== Task goal ==
Below is a listing. Gather each line of it that contains "this".

-- START OF Input rows --

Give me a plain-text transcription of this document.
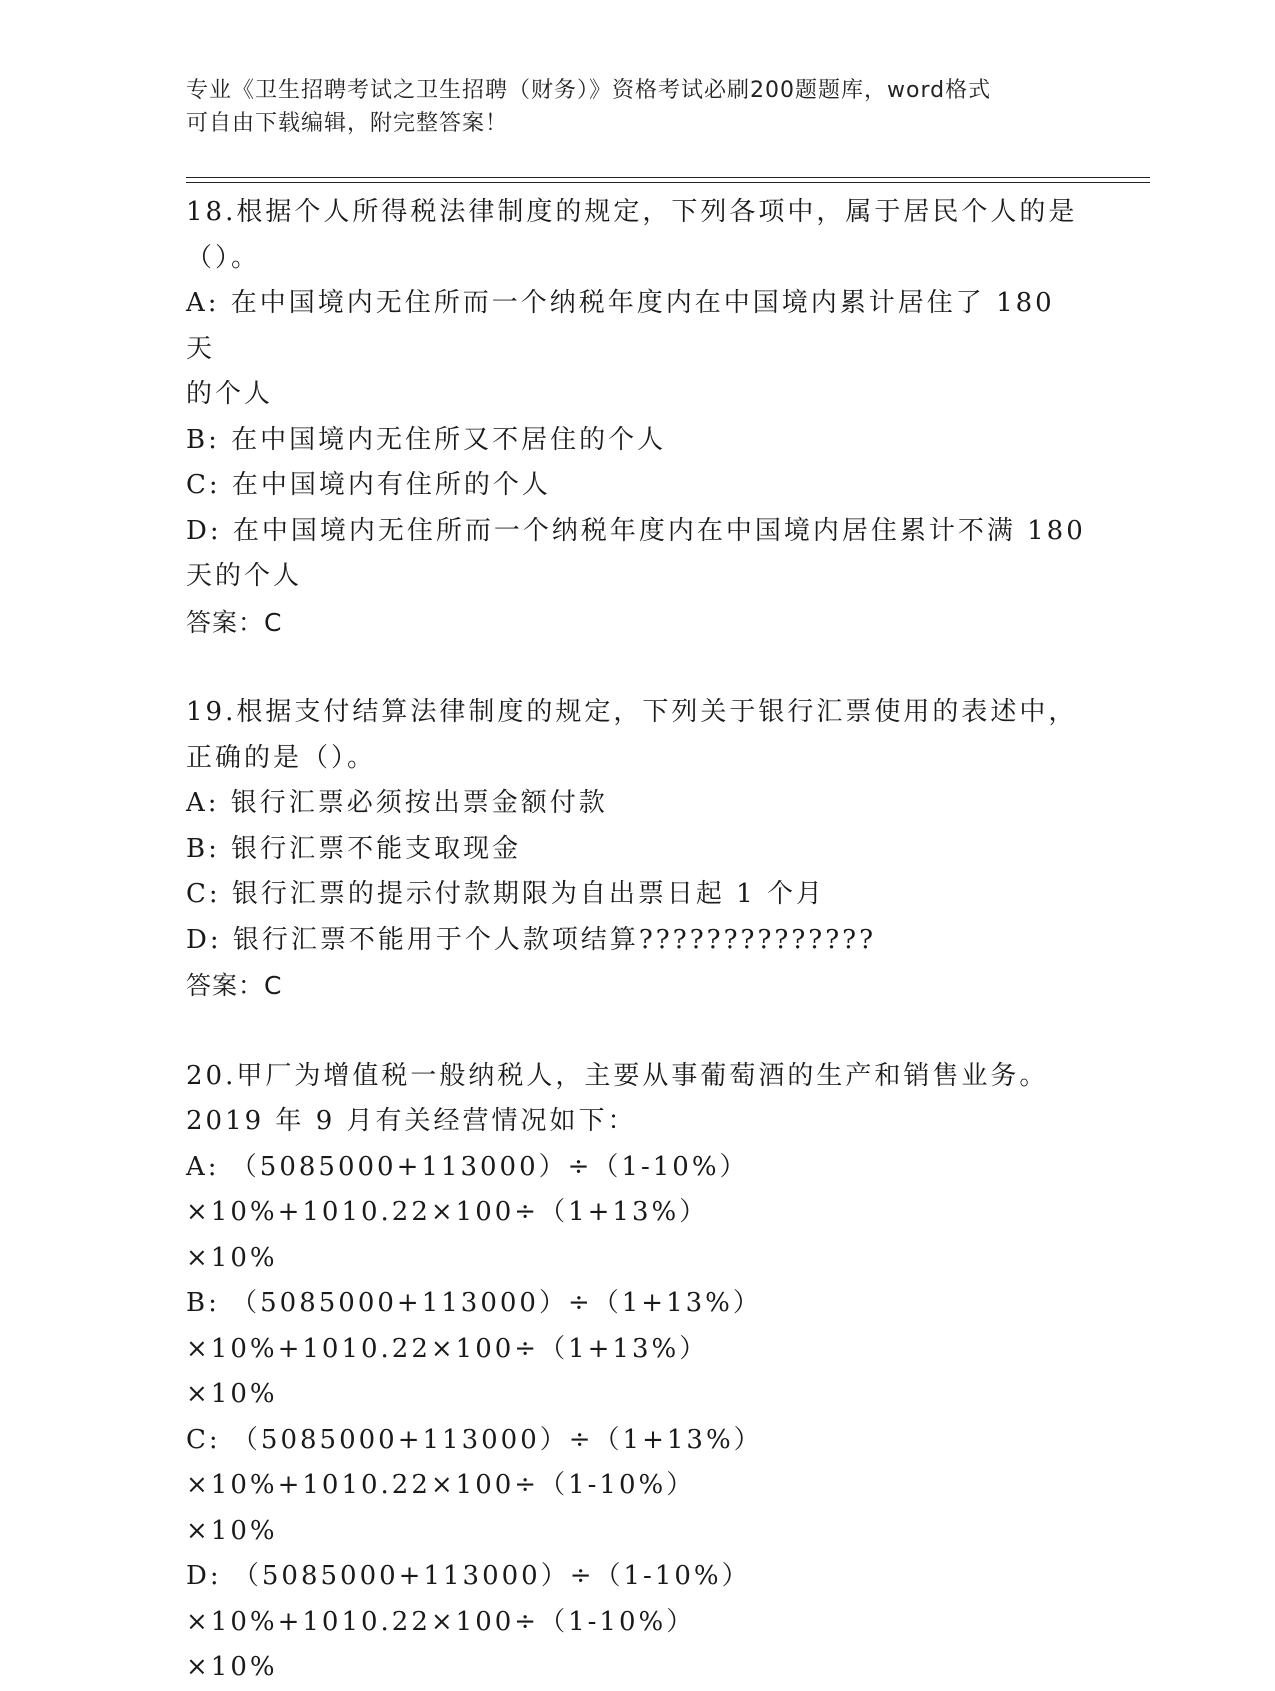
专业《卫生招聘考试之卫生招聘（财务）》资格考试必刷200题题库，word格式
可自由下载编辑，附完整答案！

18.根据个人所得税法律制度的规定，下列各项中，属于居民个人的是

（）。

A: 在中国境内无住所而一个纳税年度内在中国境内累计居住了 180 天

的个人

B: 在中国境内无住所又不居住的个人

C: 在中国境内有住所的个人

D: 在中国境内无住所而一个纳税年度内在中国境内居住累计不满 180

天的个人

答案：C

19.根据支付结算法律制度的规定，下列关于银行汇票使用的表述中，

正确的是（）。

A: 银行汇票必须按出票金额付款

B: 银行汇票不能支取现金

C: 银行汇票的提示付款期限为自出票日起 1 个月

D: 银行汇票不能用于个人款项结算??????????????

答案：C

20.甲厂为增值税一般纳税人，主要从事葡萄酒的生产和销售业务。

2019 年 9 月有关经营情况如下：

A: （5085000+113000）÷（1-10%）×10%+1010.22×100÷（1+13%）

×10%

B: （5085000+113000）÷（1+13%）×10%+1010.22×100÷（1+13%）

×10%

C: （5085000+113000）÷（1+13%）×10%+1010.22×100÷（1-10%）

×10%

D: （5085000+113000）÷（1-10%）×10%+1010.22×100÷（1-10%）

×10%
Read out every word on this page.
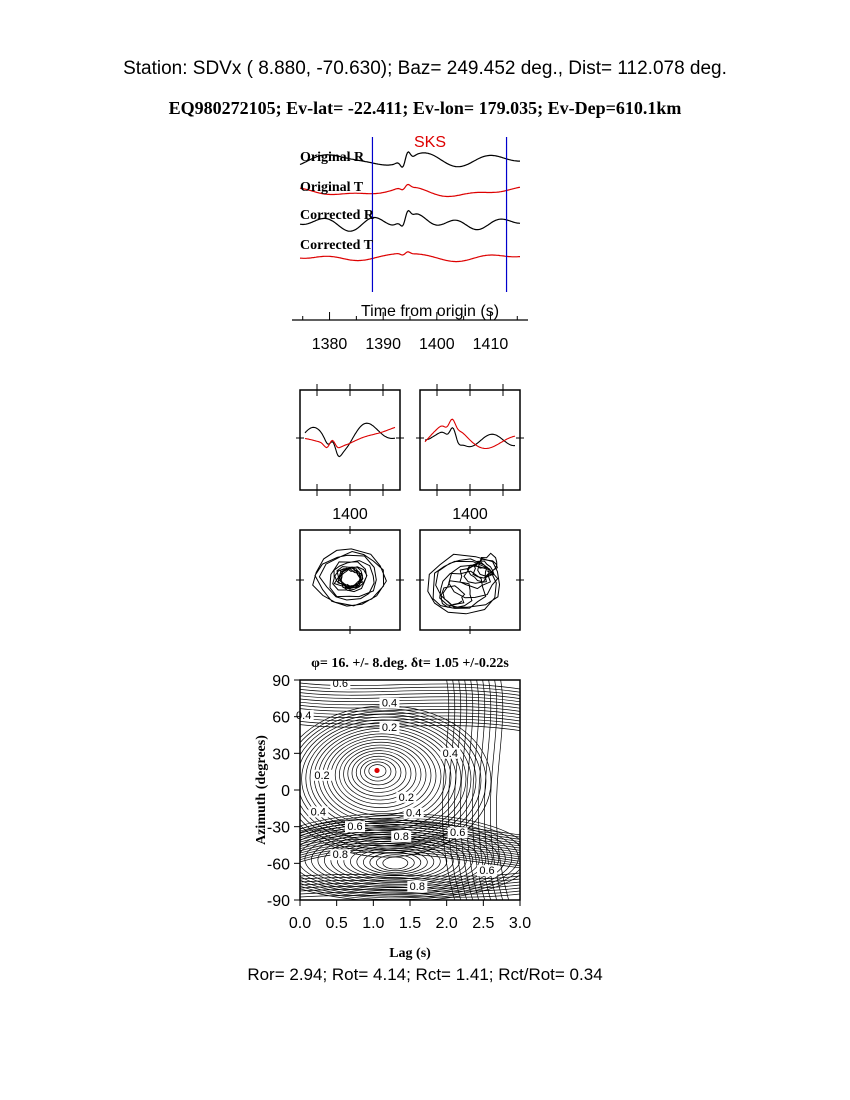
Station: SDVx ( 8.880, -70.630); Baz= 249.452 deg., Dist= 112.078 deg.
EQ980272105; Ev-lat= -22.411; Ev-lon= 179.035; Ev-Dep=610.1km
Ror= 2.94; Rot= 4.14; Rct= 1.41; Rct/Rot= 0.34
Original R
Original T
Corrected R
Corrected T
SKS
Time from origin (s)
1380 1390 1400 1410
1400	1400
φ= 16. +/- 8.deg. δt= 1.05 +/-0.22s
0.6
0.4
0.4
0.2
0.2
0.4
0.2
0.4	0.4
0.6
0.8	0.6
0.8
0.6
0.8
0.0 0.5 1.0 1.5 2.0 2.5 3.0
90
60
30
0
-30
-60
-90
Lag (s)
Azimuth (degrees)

-- END OF Input rows --

== Task output ==
Give me a plain-text transcription of this document.
Read out every word on this page.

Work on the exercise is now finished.